> [Exercise]
Reproduce each line that includes the word "manufacturer".

[Data excerpts]
'''
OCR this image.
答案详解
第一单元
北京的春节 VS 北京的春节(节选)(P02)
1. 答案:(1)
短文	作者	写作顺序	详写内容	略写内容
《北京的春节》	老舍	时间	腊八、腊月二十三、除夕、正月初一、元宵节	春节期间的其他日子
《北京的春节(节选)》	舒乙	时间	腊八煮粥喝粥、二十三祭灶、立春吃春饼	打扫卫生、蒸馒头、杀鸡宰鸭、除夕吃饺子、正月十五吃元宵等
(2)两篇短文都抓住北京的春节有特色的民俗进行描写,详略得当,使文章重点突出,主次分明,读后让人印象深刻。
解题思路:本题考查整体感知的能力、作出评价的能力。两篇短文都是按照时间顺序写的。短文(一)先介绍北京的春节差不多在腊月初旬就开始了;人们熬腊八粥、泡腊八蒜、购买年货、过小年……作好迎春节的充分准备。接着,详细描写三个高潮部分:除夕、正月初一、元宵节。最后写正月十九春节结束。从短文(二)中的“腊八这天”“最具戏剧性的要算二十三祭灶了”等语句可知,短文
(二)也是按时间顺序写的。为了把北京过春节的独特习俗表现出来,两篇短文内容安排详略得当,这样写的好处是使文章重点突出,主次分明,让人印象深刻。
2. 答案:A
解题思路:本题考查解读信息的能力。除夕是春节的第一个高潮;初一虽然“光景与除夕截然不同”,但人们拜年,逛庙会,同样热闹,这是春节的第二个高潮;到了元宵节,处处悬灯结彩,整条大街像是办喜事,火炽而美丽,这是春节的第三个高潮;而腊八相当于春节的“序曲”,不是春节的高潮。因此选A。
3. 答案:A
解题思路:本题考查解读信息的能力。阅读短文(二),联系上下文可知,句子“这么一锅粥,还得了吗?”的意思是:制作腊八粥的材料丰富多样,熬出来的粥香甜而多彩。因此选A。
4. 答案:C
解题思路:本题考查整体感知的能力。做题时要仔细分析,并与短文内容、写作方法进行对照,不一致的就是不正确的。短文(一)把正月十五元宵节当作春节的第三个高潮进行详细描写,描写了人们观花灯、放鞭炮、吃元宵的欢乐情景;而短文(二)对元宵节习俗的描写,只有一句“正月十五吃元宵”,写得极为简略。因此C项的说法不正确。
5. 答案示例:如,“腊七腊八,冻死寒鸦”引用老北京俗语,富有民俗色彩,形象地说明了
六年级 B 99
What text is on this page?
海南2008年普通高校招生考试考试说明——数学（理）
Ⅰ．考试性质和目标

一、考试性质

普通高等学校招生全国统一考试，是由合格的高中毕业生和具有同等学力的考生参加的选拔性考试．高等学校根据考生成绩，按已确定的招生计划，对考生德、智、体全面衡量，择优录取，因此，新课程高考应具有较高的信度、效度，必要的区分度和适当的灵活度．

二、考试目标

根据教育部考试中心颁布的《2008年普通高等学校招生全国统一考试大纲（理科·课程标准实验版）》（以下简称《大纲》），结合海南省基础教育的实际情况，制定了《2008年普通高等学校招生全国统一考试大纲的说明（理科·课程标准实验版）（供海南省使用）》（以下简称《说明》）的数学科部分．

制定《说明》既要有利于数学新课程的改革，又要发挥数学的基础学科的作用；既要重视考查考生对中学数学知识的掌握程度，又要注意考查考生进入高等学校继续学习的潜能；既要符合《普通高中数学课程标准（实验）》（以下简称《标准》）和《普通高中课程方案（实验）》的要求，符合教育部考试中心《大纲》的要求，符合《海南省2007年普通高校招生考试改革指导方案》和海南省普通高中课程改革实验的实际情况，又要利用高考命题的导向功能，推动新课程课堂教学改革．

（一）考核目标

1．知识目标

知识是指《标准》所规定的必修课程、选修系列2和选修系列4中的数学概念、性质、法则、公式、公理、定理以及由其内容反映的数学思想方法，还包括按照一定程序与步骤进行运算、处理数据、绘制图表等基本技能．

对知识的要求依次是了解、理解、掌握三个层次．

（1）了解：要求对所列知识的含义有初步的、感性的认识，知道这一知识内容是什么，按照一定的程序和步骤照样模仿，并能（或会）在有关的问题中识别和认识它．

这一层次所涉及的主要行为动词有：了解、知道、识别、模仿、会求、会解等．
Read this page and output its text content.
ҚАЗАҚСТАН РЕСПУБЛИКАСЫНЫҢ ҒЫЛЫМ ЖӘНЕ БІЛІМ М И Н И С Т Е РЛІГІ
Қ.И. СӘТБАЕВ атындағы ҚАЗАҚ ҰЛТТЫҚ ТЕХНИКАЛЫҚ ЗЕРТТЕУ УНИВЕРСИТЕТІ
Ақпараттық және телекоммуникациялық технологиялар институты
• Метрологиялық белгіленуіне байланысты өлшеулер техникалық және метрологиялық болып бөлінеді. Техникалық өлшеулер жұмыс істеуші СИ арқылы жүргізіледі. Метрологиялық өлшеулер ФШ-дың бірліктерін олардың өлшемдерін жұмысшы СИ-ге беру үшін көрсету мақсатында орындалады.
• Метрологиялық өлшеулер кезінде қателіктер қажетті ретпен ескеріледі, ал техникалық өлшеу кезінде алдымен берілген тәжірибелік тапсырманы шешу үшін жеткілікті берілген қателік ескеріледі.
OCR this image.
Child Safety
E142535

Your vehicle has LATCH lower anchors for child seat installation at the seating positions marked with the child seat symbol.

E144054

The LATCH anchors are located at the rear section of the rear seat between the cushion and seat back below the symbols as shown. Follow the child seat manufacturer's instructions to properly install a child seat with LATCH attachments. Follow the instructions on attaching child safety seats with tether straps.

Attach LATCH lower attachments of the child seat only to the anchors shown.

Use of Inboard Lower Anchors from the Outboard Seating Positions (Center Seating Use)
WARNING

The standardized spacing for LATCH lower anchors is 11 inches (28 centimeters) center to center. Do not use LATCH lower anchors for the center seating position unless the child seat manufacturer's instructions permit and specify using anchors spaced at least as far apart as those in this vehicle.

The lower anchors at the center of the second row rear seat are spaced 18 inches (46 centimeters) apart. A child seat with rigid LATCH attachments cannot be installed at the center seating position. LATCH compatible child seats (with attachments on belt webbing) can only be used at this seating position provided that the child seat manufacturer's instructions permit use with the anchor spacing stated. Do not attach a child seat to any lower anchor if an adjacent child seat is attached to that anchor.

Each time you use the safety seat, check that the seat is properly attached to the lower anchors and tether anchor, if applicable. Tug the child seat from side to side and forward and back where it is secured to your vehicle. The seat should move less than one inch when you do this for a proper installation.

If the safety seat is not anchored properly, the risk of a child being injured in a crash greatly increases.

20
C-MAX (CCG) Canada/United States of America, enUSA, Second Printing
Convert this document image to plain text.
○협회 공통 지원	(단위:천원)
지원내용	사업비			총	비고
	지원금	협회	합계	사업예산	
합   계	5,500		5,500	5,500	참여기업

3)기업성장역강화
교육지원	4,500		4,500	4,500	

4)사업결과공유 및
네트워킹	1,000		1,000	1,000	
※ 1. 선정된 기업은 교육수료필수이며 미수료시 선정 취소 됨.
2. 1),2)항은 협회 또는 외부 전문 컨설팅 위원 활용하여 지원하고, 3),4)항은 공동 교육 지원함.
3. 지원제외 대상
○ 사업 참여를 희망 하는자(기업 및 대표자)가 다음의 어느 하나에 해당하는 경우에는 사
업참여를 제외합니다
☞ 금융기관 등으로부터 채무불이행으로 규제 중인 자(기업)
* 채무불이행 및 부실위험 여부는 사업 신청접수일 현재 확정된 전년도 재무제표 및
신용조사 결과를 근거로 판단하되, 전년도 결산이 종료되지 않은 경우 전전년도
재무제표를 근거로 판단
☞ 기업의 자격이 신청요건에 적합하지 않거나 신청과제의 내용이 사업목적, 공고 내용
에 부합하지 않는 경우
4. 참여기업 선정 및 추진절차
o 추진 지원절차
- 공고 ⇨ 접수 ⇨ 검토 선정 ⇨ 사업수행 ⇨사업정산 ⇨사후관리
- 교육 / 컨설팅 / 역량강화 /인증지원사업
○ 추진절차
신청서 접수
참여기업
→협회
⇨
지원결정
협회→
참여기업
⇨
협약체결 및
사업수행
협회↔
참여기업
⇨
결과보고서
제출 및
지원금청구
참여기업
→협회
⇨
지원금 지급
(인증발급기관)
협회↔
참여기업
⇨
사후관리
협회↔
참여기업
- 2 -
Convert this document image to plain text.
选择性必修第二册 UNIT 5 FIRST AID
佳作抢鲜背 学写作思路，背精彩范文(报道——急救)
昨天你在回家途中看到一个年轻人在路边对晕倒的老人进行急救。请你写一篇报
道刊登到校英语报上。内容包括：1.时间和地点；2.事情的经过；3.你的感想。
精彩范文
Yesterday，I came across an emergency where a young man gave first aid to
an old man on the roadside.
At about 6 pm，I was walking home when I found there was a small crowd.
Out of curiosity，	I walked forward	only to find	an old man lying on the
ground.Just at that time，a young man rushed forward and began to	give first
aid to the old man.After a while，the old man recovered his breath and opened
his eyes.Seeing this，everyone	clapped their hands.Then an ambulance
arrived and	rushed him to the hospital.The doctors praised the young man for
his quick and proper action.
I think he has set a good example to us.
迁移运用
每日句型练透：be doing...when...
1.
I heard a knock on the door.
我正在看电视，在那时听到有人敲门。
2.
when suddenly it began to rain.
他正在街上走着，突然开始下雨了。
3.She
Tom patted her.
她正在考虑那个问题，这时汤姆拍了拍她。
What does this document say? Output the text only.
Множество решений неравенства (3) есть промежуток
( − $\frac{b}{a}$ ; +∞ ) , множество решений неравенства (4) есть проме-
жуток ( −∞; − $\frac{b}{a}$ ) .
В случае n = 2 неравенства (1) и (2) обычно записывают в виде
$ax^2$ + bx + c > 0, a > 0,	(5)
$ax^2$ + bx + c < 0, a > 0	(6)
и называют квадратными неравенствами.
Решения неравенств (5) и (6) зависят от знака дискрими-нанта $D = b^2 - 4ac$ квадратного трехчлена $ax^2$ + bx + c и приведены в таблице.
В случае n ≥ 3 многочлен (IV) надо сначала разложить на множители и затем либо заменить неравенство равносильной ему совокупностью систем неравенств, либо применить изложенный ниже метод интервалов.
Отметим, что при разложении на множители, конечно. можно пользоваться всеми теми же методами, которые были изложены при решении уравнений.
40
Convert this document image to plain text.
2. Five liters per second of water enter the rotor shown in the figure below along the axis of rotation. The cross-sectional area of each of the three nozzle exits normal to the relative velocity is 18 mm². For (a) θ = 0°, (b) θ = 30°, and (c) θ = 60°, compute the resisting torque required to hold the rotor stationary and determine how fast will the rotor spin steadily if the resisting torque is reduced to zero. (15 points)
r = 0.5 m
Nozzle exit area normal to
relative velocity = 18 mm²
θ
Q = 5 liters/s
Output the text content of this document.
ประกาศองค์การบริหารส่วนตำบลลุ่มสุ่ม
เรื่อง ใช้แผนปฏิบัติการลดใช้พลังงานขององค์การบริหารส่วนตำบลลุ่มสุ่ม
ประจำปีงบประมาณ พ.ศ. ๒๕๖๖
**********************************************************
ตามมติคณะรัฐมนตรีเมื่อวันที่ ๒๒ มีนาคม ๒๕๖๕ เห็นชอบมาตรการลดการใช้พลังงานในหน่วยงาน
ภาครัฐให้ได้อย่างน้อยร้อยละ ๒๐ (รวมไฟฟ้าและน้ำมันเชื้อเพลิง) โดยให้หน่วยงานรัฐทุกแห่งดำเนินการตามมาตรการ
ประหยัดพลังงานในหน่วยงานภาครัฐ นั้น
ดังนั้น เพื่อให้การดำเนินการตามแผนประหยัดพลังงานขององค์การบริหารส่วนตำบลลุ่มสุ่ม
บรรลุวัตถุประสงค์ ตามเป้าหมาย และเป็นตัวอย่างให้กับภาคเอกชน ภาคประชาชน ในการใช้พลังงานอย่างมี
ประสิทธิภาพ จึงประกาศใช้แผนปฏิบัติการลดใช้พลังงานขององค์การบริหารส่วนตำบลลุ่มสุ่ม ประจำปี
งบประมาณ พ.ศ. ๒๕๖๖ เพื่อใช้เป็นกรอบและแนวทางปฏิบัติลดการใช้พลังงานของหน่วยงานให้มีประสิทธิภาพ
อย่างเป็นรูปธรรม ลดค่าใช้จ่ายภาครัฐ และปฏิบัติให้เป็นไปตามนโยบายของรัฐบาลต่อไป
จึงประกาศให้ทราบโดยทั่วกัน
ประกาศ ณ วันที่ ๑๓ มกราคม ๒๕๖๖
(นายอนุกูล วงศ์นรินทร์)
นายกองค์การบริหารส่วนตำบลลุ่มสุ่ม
'''
> [Solution to the exercise]
The LATCH anchors are located at the rear section of the rear seat between the cushion and seat back below the symbols as shown. Follow the child seat manufacturer's instructions to properly install a child seat with LATCH attachments. Follow the instructions on attaching child safety seats with tether straps.
The standardized spacing for LATCH lower anchors is 11 inches (28 centimeters) center to center. Do not use LATCH lower anchors for the center seating position unless the child seat manufacturer's instructions permit and specify using anchors spaced at least as far apart as those in this vehicle.
The lower anchors at the center of the second row rear seat are spaced 18 inches (46 centimeters) apart. A child seat with rigid LATCH attachments cannot be installed at the center seating position. LATCH compatible child seats (with attachments on belt webbing) can only be used at this seating position provided that the child seat manufacturer's instructions permit use with the anchor spacing stated. Do not attach a child seat to any lower anchor if an adjacent child seat is attached to that anchor.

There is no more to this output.